§ Provided material

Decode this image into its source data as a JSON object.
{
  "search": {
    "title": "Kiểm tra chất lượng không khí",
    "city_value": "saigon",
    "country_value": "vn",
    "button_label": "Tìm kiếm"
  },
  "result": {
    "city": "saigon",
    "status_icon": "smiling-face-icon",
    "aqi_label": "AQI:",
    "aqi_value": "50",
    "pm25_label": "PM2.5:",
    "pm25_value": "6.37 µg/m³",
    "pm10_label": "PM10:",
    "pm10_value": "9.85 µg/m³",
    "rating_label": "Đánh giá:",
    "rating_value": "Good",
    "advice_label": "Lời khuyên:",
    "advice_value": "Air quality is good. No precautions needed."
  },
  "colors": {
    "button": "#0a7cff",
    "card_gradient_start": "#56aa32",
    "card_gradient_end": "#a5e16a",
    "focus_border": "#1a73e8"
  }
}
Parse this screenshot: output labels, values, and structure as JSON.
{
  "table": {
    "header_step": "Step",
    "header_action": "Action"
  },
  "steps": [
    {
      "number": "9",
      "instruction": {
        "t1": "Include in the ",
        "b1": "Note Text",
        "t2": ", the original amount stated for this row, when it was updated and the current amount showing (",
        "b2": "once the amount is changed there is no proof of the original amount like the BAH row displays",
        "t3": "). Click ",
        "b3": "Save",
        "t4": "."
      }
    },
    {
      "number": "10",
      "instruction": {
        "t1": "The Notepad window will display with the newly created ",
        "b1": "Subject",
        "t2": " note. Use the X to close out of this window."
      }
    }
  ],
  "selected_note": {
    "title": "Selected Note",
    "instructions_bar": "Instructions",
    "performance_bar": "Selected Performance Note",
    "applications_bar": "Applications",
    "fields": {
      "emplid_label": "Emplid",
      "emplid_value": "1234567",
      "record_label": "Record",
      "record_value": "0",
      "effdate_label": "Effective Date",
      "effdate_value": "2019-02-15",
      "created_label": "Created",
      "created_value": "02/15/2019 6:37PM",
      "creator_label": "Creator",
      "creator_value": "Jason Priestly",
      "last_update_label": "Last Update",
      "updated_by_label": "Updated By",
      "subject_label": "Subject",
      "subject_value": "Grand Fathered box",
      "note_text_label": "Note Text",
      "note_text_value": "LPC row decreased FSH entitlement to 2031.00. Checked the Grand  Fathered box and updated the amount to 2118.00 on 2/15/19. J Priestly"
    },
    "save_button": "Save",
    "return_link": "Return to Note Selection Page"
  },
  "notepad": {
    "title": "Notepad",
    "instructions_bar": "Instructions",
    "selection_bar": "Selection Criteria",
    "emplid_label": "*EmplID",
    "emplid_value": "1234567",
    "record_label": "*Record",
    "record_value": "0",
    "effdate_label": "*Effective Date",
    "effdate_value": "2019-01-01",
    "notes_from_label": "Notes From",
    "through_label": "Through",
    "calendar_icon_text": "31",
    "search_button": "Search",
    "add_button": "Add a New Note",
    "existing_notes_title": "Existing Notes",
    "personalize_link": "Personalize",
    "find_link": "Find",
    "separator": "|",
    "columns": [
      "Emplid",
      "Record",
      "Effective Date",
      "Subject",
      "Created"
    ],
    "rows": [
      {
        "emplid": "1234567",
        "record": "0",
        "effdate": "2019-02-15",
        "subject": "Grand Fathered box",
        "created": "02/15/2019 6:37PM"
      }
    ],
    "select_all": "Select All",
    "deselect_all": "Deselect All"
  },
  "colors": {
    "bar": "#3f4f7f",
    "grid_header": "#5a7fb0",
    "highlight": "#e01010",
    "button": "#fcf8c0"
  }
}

§ Given instruction
Repeat the records above exactly, leaving none out.

§ Output of the exercise
Decode this image into its source data as a JSON object.
{
  "search": {
    "title": "Kiểm tra chất lượng không khí",
    "city_value": "saigon",
    "country_value": "vn",
    "button_label": "Tìm kiếm"
  },
  "result": {
    "city": "saigon",
    "status_icon": "smiling-face-icon",
    "aqi_label": "AQI:",
    "aqi_value": "50",
    "pm25_label": "PM2.5:",
    "pm25_value": "6.37 µg/m³",
    "pm10_label": "PM10:",
    "pm10_value": "9.85 µg/m³",
    "rating_label": "Đánh giá:",
    "rating_value": "Good",
    "advice_label": "Lời khuyên:",
    "advice_value": "Air quality is good. No precautions needed."
  },
  "colors": {
    "button": "#0a7cff",
    "card_gradient_start": "#56aa32",
    "card_gradient_end": "#a5e16a",
    "focus_border": "#1a73e8"
  }
}
Parse this screenshot: output labels, values, and structure as JSON.
{
  "table": {
    "header_step": "Step",
    "header_action": "Action"
  },
  "steps": [
    {
      "number": "9",
      "instruction": {
        "t1": "Include in the ",
        "b1": "Note Text",
        "t2": ", the original amount stated for this row, when it was updated and the current amount showing (",
        "b2": "once the amount is changed there is no proof of the original amount like the BAH row displays",
        "t3": "). Click ",
        "b3": "Save",
        "t4": "."
      }
    },
    {
      "number": "10",
      "instruction": {
        "t1": "The Notepad window will display with the newly created ",
        "b1": "Subject",
        "t2": " note. Use the X to close out of this window."
      }
    }
  ],
  "selected_note": {
    "title": "Selected Note",
    "instructions_bar": "Instructions",
    "performance_bar": "Selected Performance Note",
    "applications_bar": "Applications",
    "fields": {
      "emplid_label": "Emplid",
      "emplid_value": "1234567",
      "record_label": "Record",
      "record_value": "0",
      "effdate_label": "Effective Date",
      "effdate_value": "2019-02-15",
      "created_label": "Created",
      "created_value": "02/15/2019 6:37PM",
      "creator_label": "Creator",
      "creator_value": "Jason Priestly",
      "last_update_label": "Last Update",
      "updated_by_label": "Updated By",
      "subject_label": "Subject",
      "subject_value": "Grand Fathered box",
      "note_text_label": "Note Text",
      "note_text_value": "LPC row decreased FSH entitlement to 2031.00. Checked the Grand  Fathered box and updated the amount to 2118.00 on 2/15/19. J Priestly"
    },
    "save_button": "Save",
    "return_link": "Return to Note Selection Page"
  },
  "notepad": {
    "title": "Notepad",
    "instructions_bar": "Instructions",
    "selection_bar": "Selection Criteria",
    "emplid_label": "*EmplID",
    "emplid_value": "1234567",
    "record_label": "*Record",
    "record_value": "0",
    "effdate_label": "*Effective Date",
    "effdate_value": "2019-01-01",
    "notes_from_label": "Notes From",
    "through_label": "Through",
    "calendar_icon_text": "31",
    "search_button": "Search",
    "add_button": "Add a New Note",
    "existing_notes_title": "Existing Notes",
    "personalize_link": "Personalize",
    "find_link": "Find",
    "separator": "|",
    "columns": [
      "Emplid",
      "Record",
      "Effective Date",
      "Subject",
      "Created"
    ],
    "rows": [
      {
        "emplid": "1234567",
        "record": "0",
        "effdate": "2019-02-15",
        "subject": "Grand Fathered box",
        "created": "02/15/2019 6:37PM"
      }
    ],
    "select_all": "Select All",
    "deselect_all": "Deselect All"
  },
  "colors": {
    "bar": "#3f4f7f",
    "grid_header": "#5a7fb0",
    "highlight": "#e01010",
    "button": "#fcf8c0"
  }
}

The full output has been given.